> [Task details]:
Quote the records beneath, complete and exact. Leave out images.

▬▬▬▬▬▬

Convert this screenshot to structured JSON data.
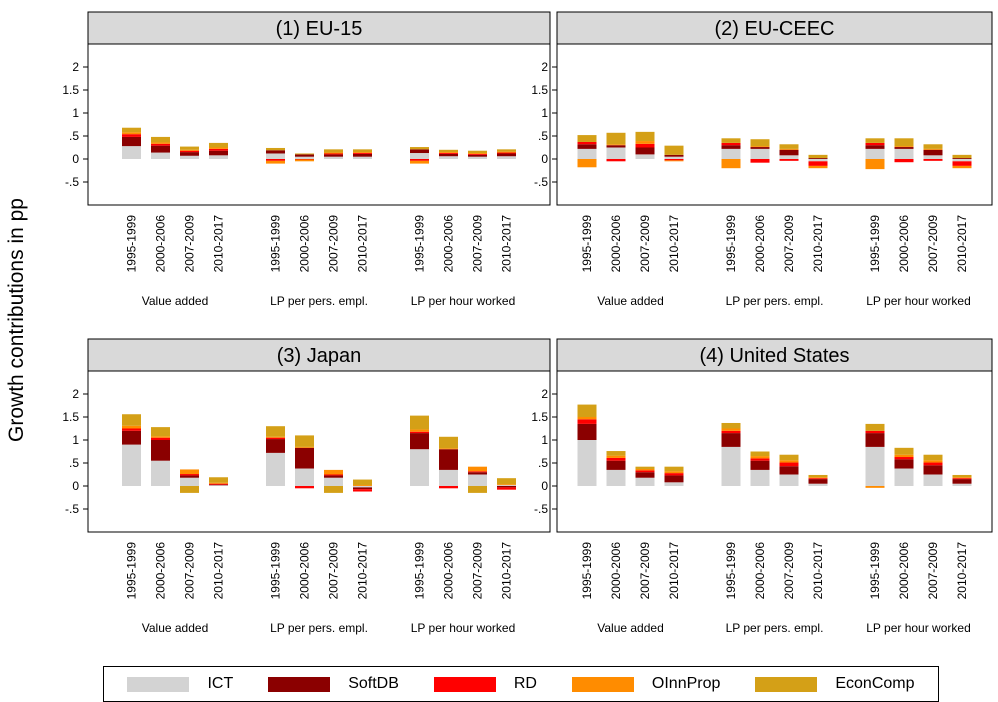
{
  "figure": {
    "ylabel": "Growth contributions in pp"
  },
  "legend": [
    {
      "name": "ICT",
      "color": "#d3d3d3"
    },
    {
      "name": "SoftDB",
      "color": "#8b0000"
    },
    {
      "name": "RD",
      "color": "#ff0000"
    },
    {
      "name": "OInnProp",
      "color": "#ff8c00"
    },
    {
      "name": "EconComp",
      "color": "#d4a017"
    }
  ],
  "chart_data": [
    {
      "type": "bar",
      "stacked": true,
      "title": "(1) EU-15",
      "group_labels": [
        "Value added",
        "LP per pers. empl.",
        "LP per hour worked"
      ],
      "categories": [
        "1995-1999",
        "2000-2006",
        "2007-2009",
        "2010-2017"
      ],
      "y_ticks": [
        "2",
        "1.5",
        "1",
        ".5",
        "0",
        "-.5"
      ],
      "ylim": [
        -1,
        2.5
      ],
      "grid": false,
      "series": [
        {
          "name": "ICT",
          "values": [
            [
              0.28,
              0.14,
              0.07,
              0.08
            ],
            [
              0.12,
              0.05,
              0.05,
              0.05
            ],
            [
              0.13,
              0.06,
              0.05,
              0.06
            ]
          ]
        },
        {
          "name": "SoftDB",
          "values": [
            [
              0.2,
              0.15,
              0.08,
              0.1
            ],
            [
              0.07,
              0.05,
              0.05,
              0.06
            ],
            [
              0.08,
              0.05,
              0.04,
              0.06
            ]
          ]
        },
        {
          "name": "RD",
          "values": [
            [
              0.06,
              0.04,
              0.03,
              0.04
            ],
            [
              -0.04,
              -0.01,
              0.02,
              0.02
            ],
            [
              -0.04,
              0.02,
              0.02,
              0.02
            ]
          ]
        },
        {
          "name": "OInnProp",
          "values": [
            [
              0.04,
              0.03,
              0.02,
              0.03
            ],
            [
              -0.06,
              -0.04,
              0.02,
              0.02
            ],
            [
              -0.06,
              0.02,
              0.02,
              0.02
            ]
          ]
        },
        {
          "name": "EconComp",
          "values": [
            [
              0.1,
              0.12,
              0.07,
              0.1
            ],
            [
              0.05,
              0.02,
              0.07,
              0.06
            ],
            [
              0.05,
              0.05,
              0.05,
              0.05
            ]
          ]
        }
      ]
    },
    {
      "type": "bar",
      "stacked": true,
      "title": "(2) EU-CEEC",
      "group_labels": [
        "Value added",
        "LP per pers. empl.",
        "LP per hour worked"
      ],
      "categories": [
        "1995-1999",
        "2000-2006",
        "2007-2009",
        "2010-2017"
      ],
      "y_ticks": [
        "2",
        "1.5",
        "1",
        ".5",
        "0",
        "-.5"
      ],
      "ylim": [
        -1,
        2.5
      ],
      "grid": false,
      "series": [
        {
          "name": "ICT",
          "values": [
            [
              0.22,
              0.25,
              0.1,
              0.05
            ],
            [
              0.22,
              0.22,
              0.08,
              -0.05
            ],
            [
              0.22,
              0.22,
              0.08,
              -0.05
            ]
          ]
        },
        {
          "name": "SoftDB",
          "values": [
            [
              0.1,
              0.05,
              0.15,
              0.04
            ],
            [
              0.08,
              0.04,
              0.12,
              0.02
            ],
            [
              0.08,
              0.04,
              0.12,
              0.02
            ]
          ]
        },
        {
          "name": "RD",
          "values": [
            [
              0.05,
              -0.05,
              0.08,
              -0.03
            ],
            [
              0.05,
              -0.08,
              -0.04,
              -0.1
            ],
            [
              0.05,
              -0.07,
              -0.04,
              -0.1
            ]
          ]
        },
        {
          "name": "OInnProp",
          "values": [
            [
              -0.18,
              0.02,
              0.06,
              -0.02
            ],
            [
              -0.2,
              0.02,
              0.02,
              -0.05
            ],
            [
              -0.22,
              0.02,
              0.02,
              -0.05
            ]
          ]
        },
        {
          "name": "EconComp",
          "values": [
            [
              0.15,
              0.25,
              0.2,
              0.2
            ],
            [
              0.1,
              0.15,
              0.1,
              0.07
            ],
            [
              0.1,
              0.17,
              0.1,
              0.07
            ]
          ]
        }
      ]
    },
    {
      "type": "bar",
      "stacked": true,
      "title": "(3) Japan",
      "group_labels": [
        "Value added",
        "LP per pers. empl.",
        "LP per hour worked"
      ],
      "categories": [
        "1995-1999",
        "2000-2006",
        "2007-2009",
        "2010-2017"
      ],
      "y_ticks": [
        "2",
        "1.5",
        "1",
        ".5",
        "0",
        "-.5"
      ],
      "ylim": [
        -1,
        2.5
      ],
      "grid": false,
      "series": [
        {
          "name": "ICT",
          "values": [
            [
              0.9,
              0.55,
              0.18,
              0.02
            ],
            [
              0.72,
              0.38,
              0.18,
              -0.03
            ],
            [
              0.8,
              0.35,
              0.25,
              0.02
            ]
          ]
        },
        {
          "name": "SoftDB",
          "values": [
            [
              0.3,
              0.45,
              0.05,
              0.01
            ],
            [
              0.3,
              0.45,
              0.05,
              -0.04
            ],
            [
              0.35,
              0.45,
              0.05,
              -0.03
            ]
          ]
        },
        {
          "name": "RD",
          "values": [
            [
              0.05,
              0.05,
              0.03,
              0.02
            ],
            [
              0.03,
              -0.05,
              0.02,
              -0.05
            ],
            [
              0.03,
              -0.05,
              0.02,
              -0.05
            ]
          ]
        },
        {
          "name": "OInnProp",
          "values": [
            [
              0.06,
              0.03,
              0.1,
              0.02
            ],
            [
              0.02,
              0.02,
              0.1,
              0.02
            ],
            [
              0.05,
              0.02,
              0.1,
              0.02
            ]
          ]
        },
        {
          "name": "EconComp",
          "values": [
            [
              0.25,
              0.2,
              -0.15,
              0.12
            ],
            [
              0.23,
              0.25,
              -0.15,
              0.12
            ],
            [
              0.3,
              0.25,
              -0.15,
              0.13
            ]
          ]
        }
      ]
    },
    {
      "type": "bar",
      "stacked": true,
      "title": "(4) United States",
      "group_labels": [
        "Value added",
        "LP per pers. empl.",
        "LP per hour worked"
      ],
      "categories": [
        "1995-1999",
        "2000-2006",
        "2007-2009",
        "2010-2017"
      ],
      "y_ticks": [
        "2",
        "1.5",
        "1",
        ".5",
        "0",
        "-.5"
      ],
      "ylim": [
        -1,
        2.5
      ],
      "grid": false,
      "series": [
        {
          "name": "ICT",
          "values": [
            [
              1.0,
              0.35,
              0.18,
              0.08
            ],
            [
              0.85,
              0.35,
              0.25,
              0.05
            ],
            [
              0.85,
              0.38,
              0.25,
              0.05
            ]
          ]
        },
        {
          "name": "SoftDB",
          "values": [
            [
              0.35,
              0.2,
              0.12,
              0.15
            ],
            [
              0.3,
              0.2,
              0.18,
              0.1
            ],
            [
              0.3,
              0.2,
              0.2,
              0.1
            ]
          ]
        },
        {
          "name": "RD",
          "values": [
            [
              0.1,
              0.06,
              0.04,
              0.05
            ],
            [
              0.05,
              0.05,
              0.08,
              0.02
            ],
            [
              0.05,
              0.05,
              0.06,
              0.02
            ]
          ]
        },
        {
          "name": "OInnProp",
          "values": [
            [
              0.05,
              0.05,
              0.03,
              0.04
            ],
            [
              0.05,
              0.05,
              0.05,
              0.02
            ],
            [
              -0.04,
              0.05,
              0.05,
              0.02
            ]
          ]
        },
        {
          "name": "EconComp",
          "values": [
            [
              0.27,
              0.1,
              0.05,
              0.1
            ],
            [
              0.12,
              0.1,
              0.12,
              0.05
            ],
            [
              0.15,
              0.15,
              0.12,
              0.05
            ]
          ]
        }
      ]
    }
  ]
}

▬▬▬▬▬▬

> [Answer to the task]:
Convert this screenshot to structured JSON data.
{
  "figure": {
    "ylabel": "Growth contributions in pp"
  },
  "legend": [
    {
      "name": "ICT",
      "color": "#d3d3d3"
    },
    {
      "name": "SoftDB",
      "color": "#8b0000"
    },
    {
      "name": "RD",
      "color": "#ff0000"
    },
    {
      "name": "OInnProp",
      "color": "#ff8c00"
    },
    {
      "name": "EconComp",
      "color": "#d4a017"
    }
  ],
  "chart_data": [
    {
      "type": "bar",
      "stacked": true,
      "title": "(1) EU-15",
      "group_labels": [
        "Value added",
        "LP per pers. empl.",
        "LP per hour worked"
      ],
      "categories": [
        "1995-1999",
        "2000-2006",
        "2007-2009",
        "2010-2017"
      ],
      "y_ticks": [
        "2",
        "1.5",
        "1",
        ".5",
        "0",
        "-.5"
      ],
      "ylim": [
        -1,
        2.5
      ],
      "grid": false,
      "series": [
        {
          "name": "ICT",
          "values": [
            [
              0.28,
              0.14,
              0.07,
              0.08
            ],
            [
              0.12,
              0.05,
              0.05,
              0.05
            ],
            [
              0.13,
              0.06,
              0.05,
              0.06
            ]
          ]
        },
        {
          "name": "SoftDB",
          "values": [
            [
              0.2,
              0.15,
              0.08,
              0.1
            ],
            [
              0.07,
              0.05,
              0.05,
              0.06
            ],
            [
              0.08,
              0.05,
              0.04,
              0.06
            ]
          ]
        },
        {
          "name": "RD",
          "values": [
            [
              0.06,
              0.04,
              0.03,
              0.04
            ],
            [
              -0.04,
              -0.01,
              0.02,
              0.02
            ],
            [
              -0.04,
              0.02,
              0.02,
              0.02
            ]
          ]
        },
        {
          "name": "OInnProp",
          "values": [
            [
              0.04,
              0.03,
              0.02,
              0.03
            ],
            [
              -0.06,
              -0.04,
              0.02,
              0.02
            ],
            [
              -0.06,
              0.02,
              0.02,
              0.02
            ]
          ]
        },
        {
          "name": "EconComp",
          "values": [
            [
              0.1,
              0.12,
              0.07,
              0.1
            ],
            [
              0.05,
              0.02,
              0.07,
              0.06
            ],
            [
              0.05,
              0.05,
              0.05,
              0.05
            ]
          ]
        }
      ]
    },
    {
      "type": "bar",
      "stacked": true,
      "title": "(2) EU-CEEC",
      "group_labels": [
        "Value added",
        "LP per pers. empl.",
        "LP per hour worked"
      ],
      "categories": [
        "1995-1999",
        "2000-2006",
        "2007-2009",
        "2010-2017"
      ],
      "y_ticks": [
        "2",
        "1.5",
        "1",
        ".5",
        "0",
        "-.5"
      ],
      "ylim": [
        -1,
        2.5
      ],
      "grid": false,
      "series": [
        {
          "name": "ICT",
          "values": [
            [
              0.22,
              0.25,
              0.1,
              0.05
            ],
            [
              0.22,
              0.22,
              0.08,
              -0.05
            ],
            [
              0.22,
              0.22,
              0.08,
              -0.05
            ]
          ]
        },
        {
          "name": "SoftDB",
          "values": [
            [
              0.1,
              0.05,
              0.15,
              0.04
            ],
            [
              0.08,
              0.04,
              0.12,
              0.02
            ],
            [
              0.08,
              0.04,
              0.12,
              0.02
            ]
          ]
        },
        {
          "name": "RD",
          "values": [
            [
              0.05,
              -0.05,
              0.08,
              -0.03
            ],
            [
              0.05,
              -0.08,
              -0.04,
              -0.1
            ],
            [
              0.05,
              -0.07,
              -0.04,
              -0.1
            ]
          ]
        },
        {
          "name": "OInnProp",
          "values": [
            [
              -0.18,
              0.02,
              0.06,
              -0.02
            ],
            [
              -0.2,
              0.02,
              0.02,
              -0.05
            ],
            [
              -0.22,
              0.02,
              0.02,
              -0.05
            ]
          ]
        },
        {
          "name": "EconComp",
          "values": [
            [
              0.15,
              0.25,
              0.2,
              0.2
            ],
            [
              0.1,
              0.15,
              0.1,
              0.07
            ],
            [
              0.1,
              0.17,
              0.1,
              0.07
            ]
          ]
        }
      ]
    },
    {
      "type": "bar",
      "stacked": true,
      "title": "(3) Japan",
      "group_labels": [
        "Value added",
        "LP per pers. empl.",
        "LP per hour worked"
      ],
      "categories": [
        "1995-1999",
        "2000-2006",
        "2007-2009",
        "2010-2017"
      ],
      "y_ticks": [
        "2",
        "1.5",
        "1",
        ".5",
        "0",
        "-.5"
      ],
      "ylim": [
        -1,
        2.5
      ],
      "grid": false,
      "series": [
        {
          "name": "ICT",
          "values": [
            [
              0.9,
              0.55,
              0.18,
              0.02
            ],
            [
              0.72,
              0.38,
              0.18,
              -0.03
            ],
            [
              0.8,
              0.35,
              0.25,
              0.02
            ]
          ]
        },
        {
          "name": "SoftDB",
          "values": [
            [
              0.3,
              0.45,
              0.05,
              0.01
            ],
            [
              0.3,
              0.45,
              0.05,
              -0.04
            ],
            [
              0.35,
              0.45,
              0.05,
              -0.03
            ]
          ]
        },
        {
          "name": "RD",
          "values": [
            [
              0.05,
              0.05,
              0.03,
              0.02
            ],
            [
              0.03,
              -0.05,
              0.02,
              -0.05
            ],
            [
              0.03,
              -0.05,
              0.02,
              -0.05
            ]
          ]
        },
        {
          "name": "OInnProp",
          "values": [
            [
              0.06,
              0.03,
              0.1,
              0.02
            ],
            [
              0.02,
              0.02,
              0.1,
              0.02
            ],
            [
              0.05,
              0.02,
              0.1,
              0.02
            ]
          ]
        },
        {
          "name": "EconComp",
          "values": [
            [
              0.25,
              0.2,
              -0.15,
              0.12
            ],
            [
              0.23,
              0.25,
              -0.15,
              0.12
            ],
            [
              0.3,
              0.25,
              -0.15,
              0.13
            ]
          ]
        }
      ]
    },
    {
      "type": "bar",
      "stacked": true,
      "title": "(4) United States",
      "group_labels": [
        "Value added",
        "LP per pers. empl.",
        "LP per hour worked"
      ],
      "categories": [
        "1995-1999",
        "2000-2006",
        "2007-2009",
        "2010-2017"
      ],
      "y_ticks": [
        "2",
        "1.5",
        "1",
        ".5",
        "0",
        "-.5"
      ],
      "ylim": [
        -1,
        2.5
      ],
      "grid": false,
      "series": [
        {
          "name": "ICT",
          "values": [
            [
              1.0,
              0.35,
              0.18,
              0.08
            ],
            [
              0.85,
              0.35,
              0.25,
              0.05
            ],
            [
              0.85,
              0.38,
              0.25,
              0.05
            ]
          ]
        },
        {
          "name": "SoftDB",
          "values": [
            [
              0.35,
              0.2,
              0.12,
              0.15
            ],
            [
              0.3,
              0.2,
              0.18,
              0.1
            ],
            [
              0.3,
              0.2,
              0.2,
              0.1
            ]
          ]
        },
        {
          "name": "RD",
          "values": [
            [
              0.1,
              0.06,
              0.04,
              0.05
            ],
            [
              0.05,
              0.05,
              0.08,
              0.02
            ],
            [
              0.05,
              0.05,
              0.06,
              0.02
            ]
          ]
        },
        {
          "name": "OInnProp",
          "values": [
            [
              0.05,
              0.05,
              0.03,
              0.04
            ],
            [
              0.05,
              0.05,
              0.05,
              0.02
            ],
            [
              -0.04,
              0.05,
              0.05,
              0.02
            ]
          ]
        },
        {
          "name": "EconComp",
          "values": [
            [
              0.27,
              0.1,
              0.05,
              0.1
            ],
            [
              0.12,
              0.1,
              0.12,
              0.05
            ],
            [
              0.15,
              0.15,
              0.12,
              0.05
            ]
          ]
        }
      ]
    }
  ]
}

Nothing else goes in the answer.